> **WHAT IS REQUIRED**: Pictures should be excluded; otherwise, copy every entry exactly.

- - - - - - -

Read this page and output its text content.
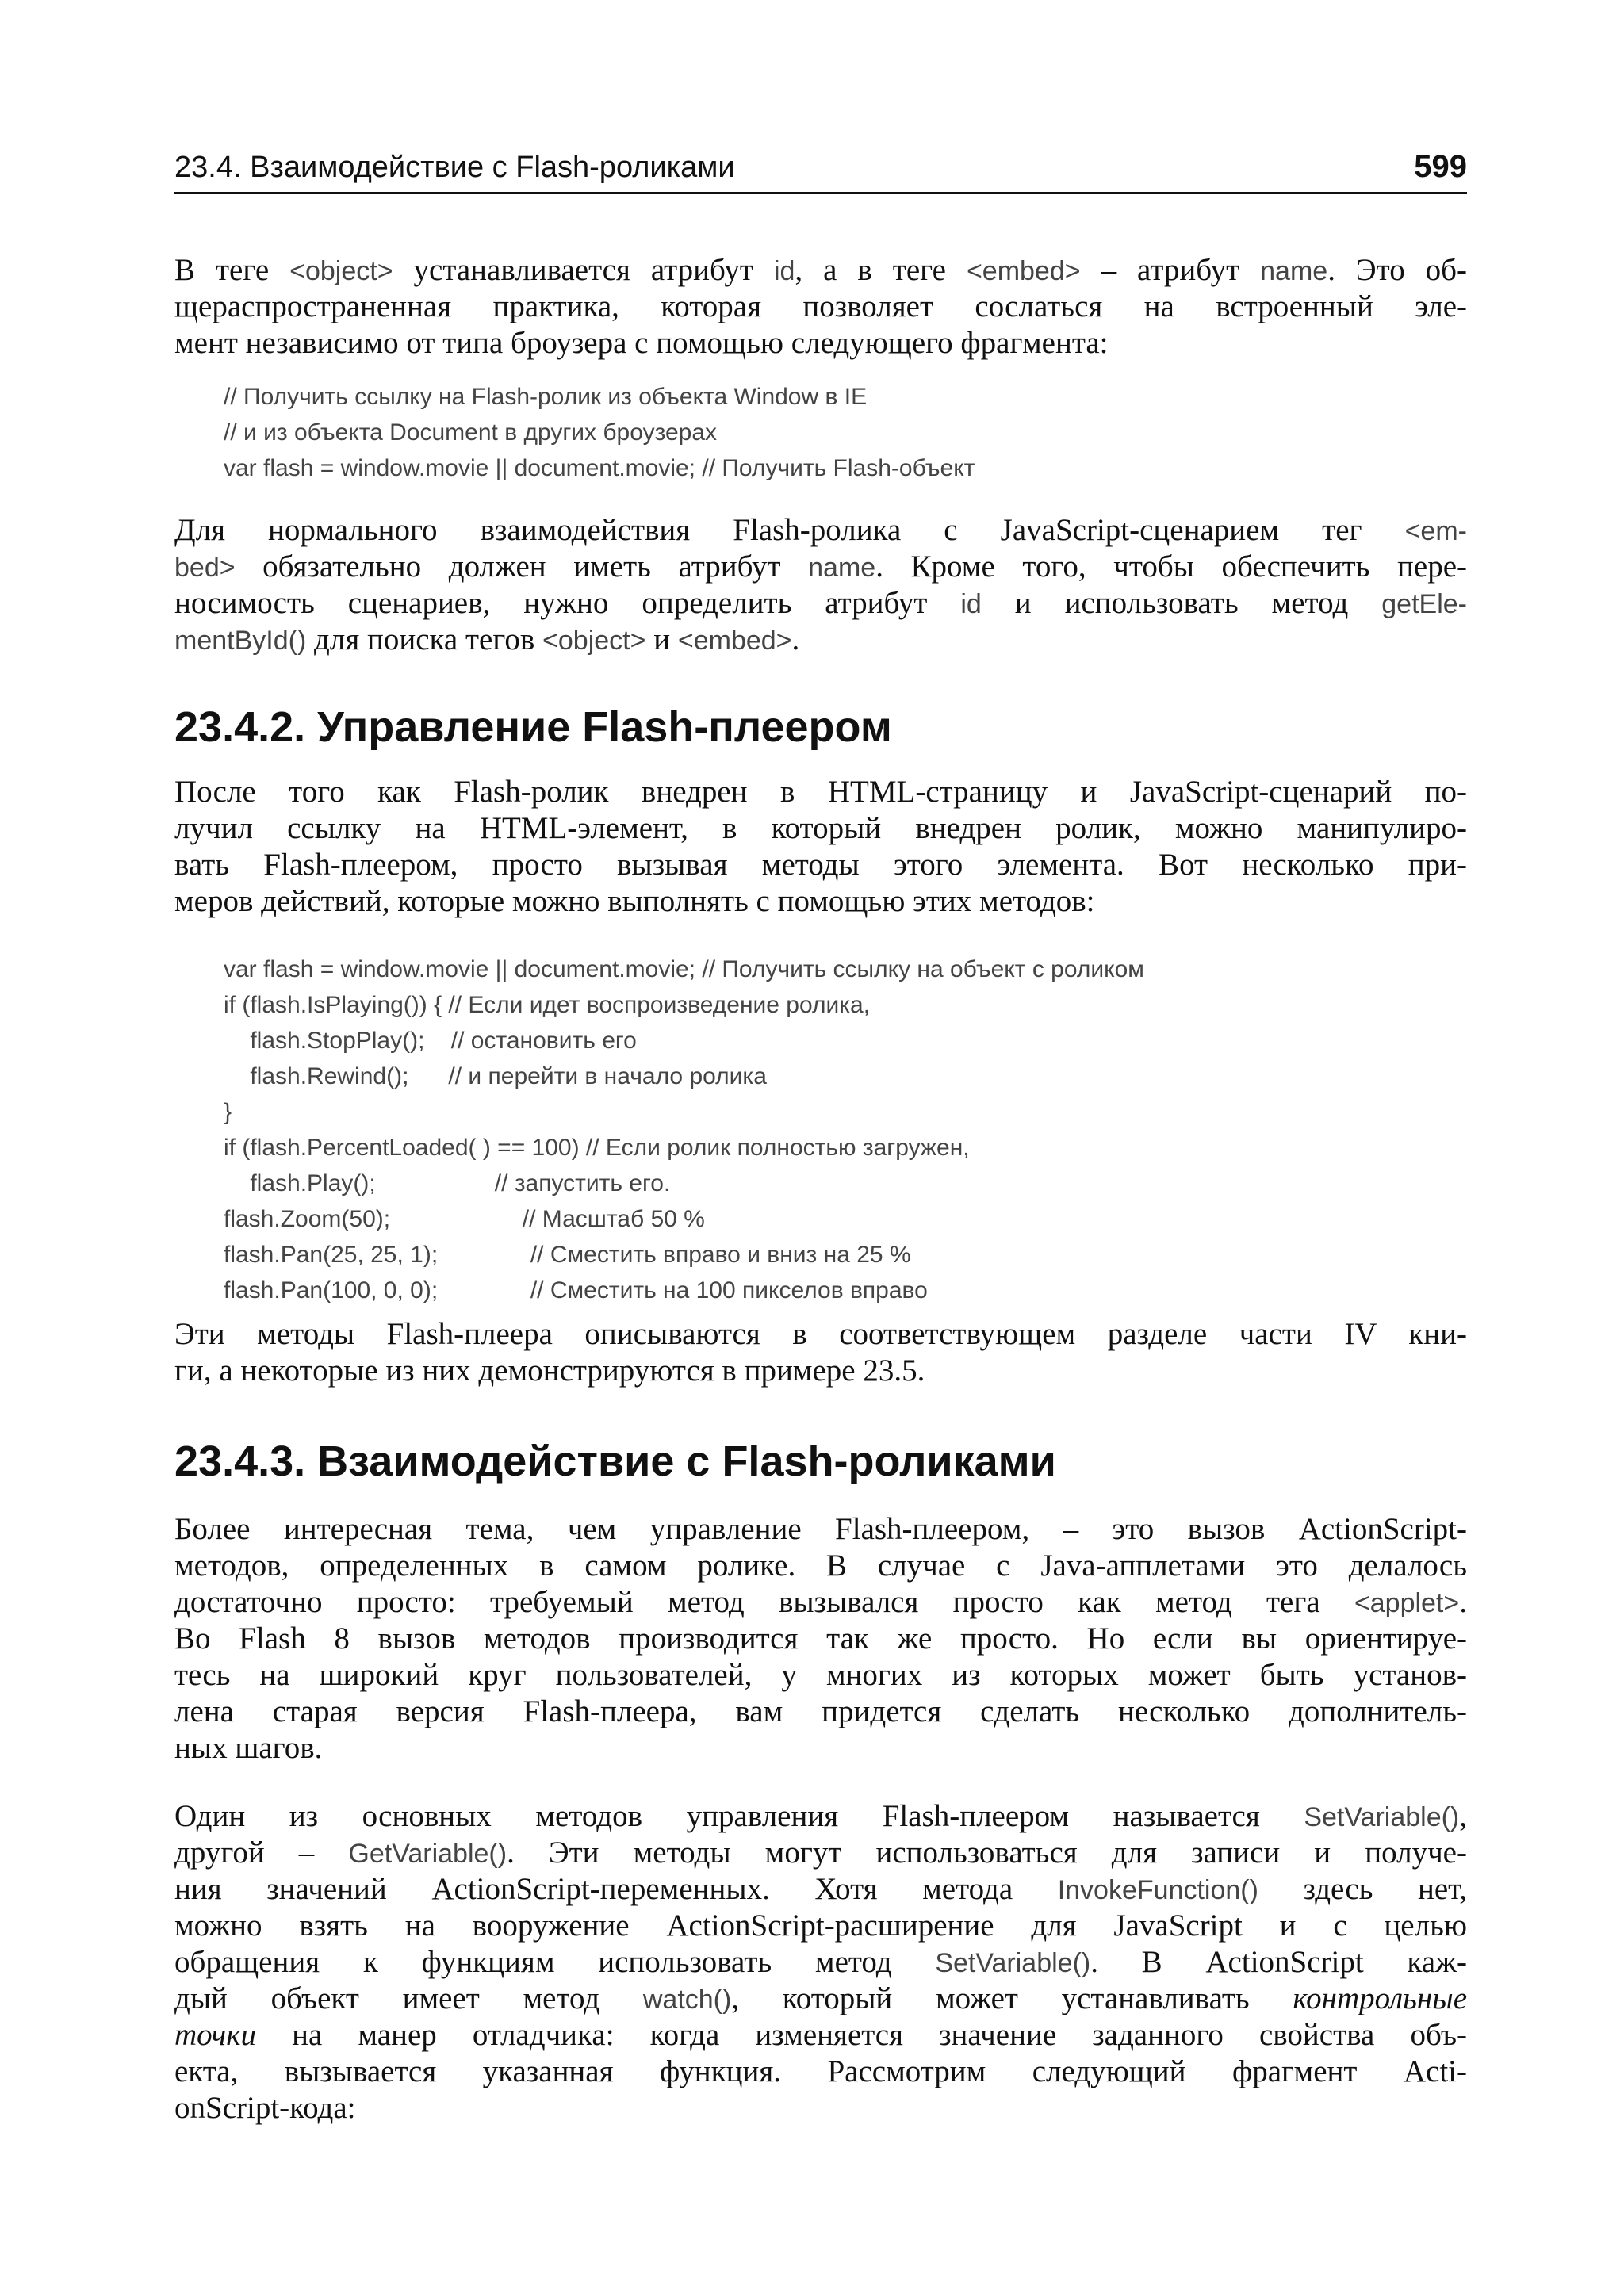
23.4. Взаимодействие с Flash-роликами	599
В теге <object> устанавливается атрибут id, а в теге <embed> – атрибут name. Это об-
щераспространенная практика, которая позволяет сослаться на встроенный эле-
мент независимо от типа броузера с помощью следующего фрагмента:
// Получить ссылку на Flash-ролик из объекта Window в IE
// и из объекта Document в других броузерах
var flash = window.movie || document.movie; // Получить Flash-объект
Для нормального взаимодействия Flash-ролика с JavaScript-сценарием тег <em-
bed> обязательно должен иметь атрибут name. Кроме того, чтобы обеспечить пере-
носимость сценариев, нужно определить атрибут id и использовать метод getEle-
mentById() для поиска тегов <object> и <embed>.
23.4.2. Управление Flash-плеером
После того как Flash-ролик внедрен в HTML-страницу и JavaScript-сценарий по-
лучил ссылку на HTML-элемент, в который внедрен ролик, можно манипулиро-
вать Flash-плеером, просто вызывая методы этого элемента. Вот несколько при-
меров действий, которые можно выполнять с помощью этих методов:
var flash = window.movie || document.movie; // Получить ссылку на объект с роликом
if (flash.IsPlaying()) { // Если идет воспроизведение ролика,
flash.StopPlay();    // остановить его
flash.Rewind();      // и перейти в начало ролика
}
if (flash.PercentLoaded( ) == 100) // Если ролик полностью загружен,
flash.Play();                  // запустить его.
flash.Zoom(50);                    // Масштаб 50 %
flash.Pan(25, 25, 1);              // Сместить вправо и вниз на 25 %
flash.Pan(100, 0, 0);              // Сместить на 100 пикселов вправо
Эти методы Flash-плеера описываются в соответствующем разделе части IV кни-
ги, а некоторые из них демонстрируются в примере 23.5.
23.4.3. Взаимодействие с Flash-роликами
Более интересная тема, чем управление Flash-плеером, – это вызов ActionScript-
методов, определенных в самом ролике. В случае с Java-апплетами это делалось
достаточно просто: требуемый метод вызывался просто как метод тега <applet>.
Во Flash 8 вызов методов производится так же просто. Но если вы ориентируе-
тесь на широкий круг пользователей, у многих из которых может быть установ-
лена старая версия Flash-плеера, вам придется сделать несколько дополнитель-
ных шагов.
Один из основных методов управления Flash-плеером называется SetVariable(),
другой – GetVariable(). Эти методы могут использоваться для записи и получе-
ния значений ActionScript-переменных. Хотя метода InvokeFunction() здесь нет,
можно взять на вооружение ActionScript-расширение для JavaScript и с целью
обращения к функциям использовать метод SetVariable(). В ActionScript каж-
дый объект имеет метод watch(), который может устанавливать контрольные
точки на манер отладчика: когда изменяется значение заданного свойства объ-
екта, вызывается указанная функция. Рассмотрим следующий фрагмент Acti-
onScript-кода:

- - - - - - -

> **IN RESPONSE**:
Read this page and output its text content.
23.4. Взаимодействие с Flash-роликами	599
В теге <object> устанавливается атрибут id, а в теге <embed> – атрибут name. Это об-
щераспространенная практика, которая позволяет сослаться на встроенный эле-
мент независимо от типа броузера с помощью следующего фрагмента:
// Получить ссылку на Flash-ролик из объекта Window в IE
// и из объекта Document в других броузерах
var flash = window.movie || document.movie; // Получить Flash-объект
Для нормального взаимодействия Flash-ролика с JavaScript-сценарием тег <em-
bed> обязательно должен иметь атрибут name. Кроме того, чтобы обеспечить пере-
носимость сценариев, нужно определить атрибут id и использовать метод getEle-
mentById() для поиска тегов <object> и <embed>.
23.4.2. Управление Flash-плеером
После того как Flash-ролик внедрен в HTML-страницу и JavaScript-сценарий по-
лучил ссылку на HTML-элемент, в который внедрен ролик, можно манипулиро-
вать Flash-плеером, просто вызывая методы этого элемента. Вот несколько при-
меров действий, которые можно выполнять с помощью этих методов:
var flash = window.movie || document.movie; // Получить ссылку на объект с роликом
if (flash.IsPlaying()) { // Если идет воспроизведение ролика,
flash.StopPlay();    // остановить его
flash.Rewind();      // и перейти в начало ролика
}
if (flash.PercentLoaded( ) == 100) // Если ролик полностью загружен,
flash.Play();                  // запустить его.
flash.Zoom(50);                    // Масштаб 50 %
flash.Pan(25, 25, 1);              // Сместить вправо и вниз на 25 %
flash.Pan(100, 0, 0);              // Сместить на 100 пикселов вправо
Эти методы Flash-плеера описываются в соответствующем разделе части IV кни-
ги, а некоторые из них демонстрируются в примере 23.5.
23.4.3. Взаимодействие с Flash-роликами
Более интересная тема, чем управление Flash-плеером, – это вызов ActionScript-
методов, определенных в самом ролике. В случае с Java-апплетами это делалось
достаточно просто: требуемый метод вызывался просто как метод тега <applet>.
Во Flash 8 вызов методов производится так же просто. Но если вы ориентируе-
тесь на широкий круг пользователей, у многих из которых может быть установ-
лена старая версия Flash-плеера, вам придется сделать несколько дополнитель-
ных шагов.
Один из основных методов управления Flash-плеером называется SetVariable(),
другой – GetVariable(). Эти методы могут использоваться для записи и получе-
ния значений ActionScript-переменных. Хотя метода InvokeFunction() здесь нет,
можно взять на вооружение ActionScript-расширение для JavaScript и с целью
обращения к функциям использовать метод SetVariable(). В ActionScript каж-
дый объект имеет метод watch(), который может устанавливать контрольные
точки на манер отладчика: когда изменяется значение заданного свойства объ-
екта, вызывается указанная функция. Рассмотрим следующий фрагмент Acti-
onScript-кода:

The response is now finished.